Where a line below holds the string "including", copy that line.

* **Material for the task**:
━━━━━━━━

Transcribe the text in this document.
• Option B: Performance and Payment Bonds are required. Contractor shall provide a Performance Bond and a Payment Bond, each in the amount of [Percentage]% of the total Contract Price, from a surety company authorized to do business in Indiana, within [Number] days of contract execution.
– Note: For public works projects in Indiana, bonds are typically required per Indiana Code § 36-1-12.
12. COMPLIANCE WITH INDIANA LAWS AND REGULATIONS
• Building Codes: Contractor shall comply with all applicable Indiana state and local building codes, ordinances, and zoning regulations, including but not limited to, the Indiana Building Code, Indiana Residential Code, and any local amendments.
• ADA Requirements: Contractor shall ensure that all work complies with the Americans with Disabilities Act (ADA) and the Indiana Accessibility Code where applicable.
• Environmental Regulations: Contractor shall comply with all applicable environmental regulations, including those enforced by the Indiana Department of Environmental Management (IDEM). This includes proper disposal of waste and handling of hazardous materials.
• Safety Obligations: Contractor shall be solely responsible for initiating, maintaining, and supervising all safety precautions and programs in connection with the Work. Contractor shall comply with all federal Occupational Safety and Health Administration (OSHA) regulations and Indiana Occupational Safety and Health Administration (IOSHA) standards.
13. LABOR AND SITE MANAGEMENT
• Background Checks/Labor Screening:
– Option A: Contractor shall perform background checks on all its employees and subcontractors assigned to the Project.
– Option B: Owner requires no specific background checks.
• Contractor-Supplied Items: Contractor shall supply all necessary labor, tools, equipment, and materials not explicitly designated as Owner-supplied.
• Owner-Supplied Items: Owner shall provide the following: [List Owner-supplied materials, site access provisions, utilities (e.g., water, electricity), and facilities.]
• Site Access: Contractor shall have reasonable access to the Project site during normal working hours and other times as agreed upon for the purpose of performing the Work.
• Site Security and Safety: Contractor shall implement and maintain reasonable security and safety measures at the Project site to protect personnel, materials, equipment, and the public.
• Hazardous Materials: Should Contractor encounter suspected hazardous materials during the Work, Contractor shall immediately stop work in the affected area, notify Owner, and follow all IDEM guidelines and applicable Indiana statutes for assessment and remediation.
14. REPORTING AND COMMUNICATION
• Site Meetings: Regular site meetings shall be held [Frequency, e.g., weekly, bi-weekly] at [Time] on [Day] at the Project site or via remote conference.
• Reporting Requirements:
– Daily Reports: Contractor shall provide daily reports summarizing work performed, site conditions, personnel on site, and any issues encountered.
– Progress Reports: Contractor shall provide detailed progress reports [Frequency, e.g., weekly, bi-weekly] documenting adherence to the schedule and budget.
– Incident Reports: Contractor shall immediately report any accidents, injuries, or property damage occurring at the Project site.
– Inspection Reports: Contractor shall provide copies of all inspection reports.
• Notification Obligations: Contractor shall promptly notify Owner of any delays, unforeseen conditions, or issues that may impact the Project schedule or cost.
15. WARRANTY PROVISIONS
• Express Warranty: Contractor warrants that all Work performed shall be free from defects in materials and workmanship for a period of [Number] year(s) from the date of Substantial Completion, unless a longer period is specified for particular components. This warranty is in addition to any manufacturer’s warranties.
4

━━━━━━━━

* **Answer to this problem**:
• Building Codes: Contractor shall comply with all applicable Indiana state and local building codes, ordinances, and zoning regulations, including but not limited to, the Indiana Building Code, Indiana Residential Code, and any local amendments.
• Environmental Regulations: Contractor shall comply with all applicable environmental regulations, including those enforced by the Indiana Department of Environmental Management (IDEM). This includes proper disposal of waste and handling of hazardous materials.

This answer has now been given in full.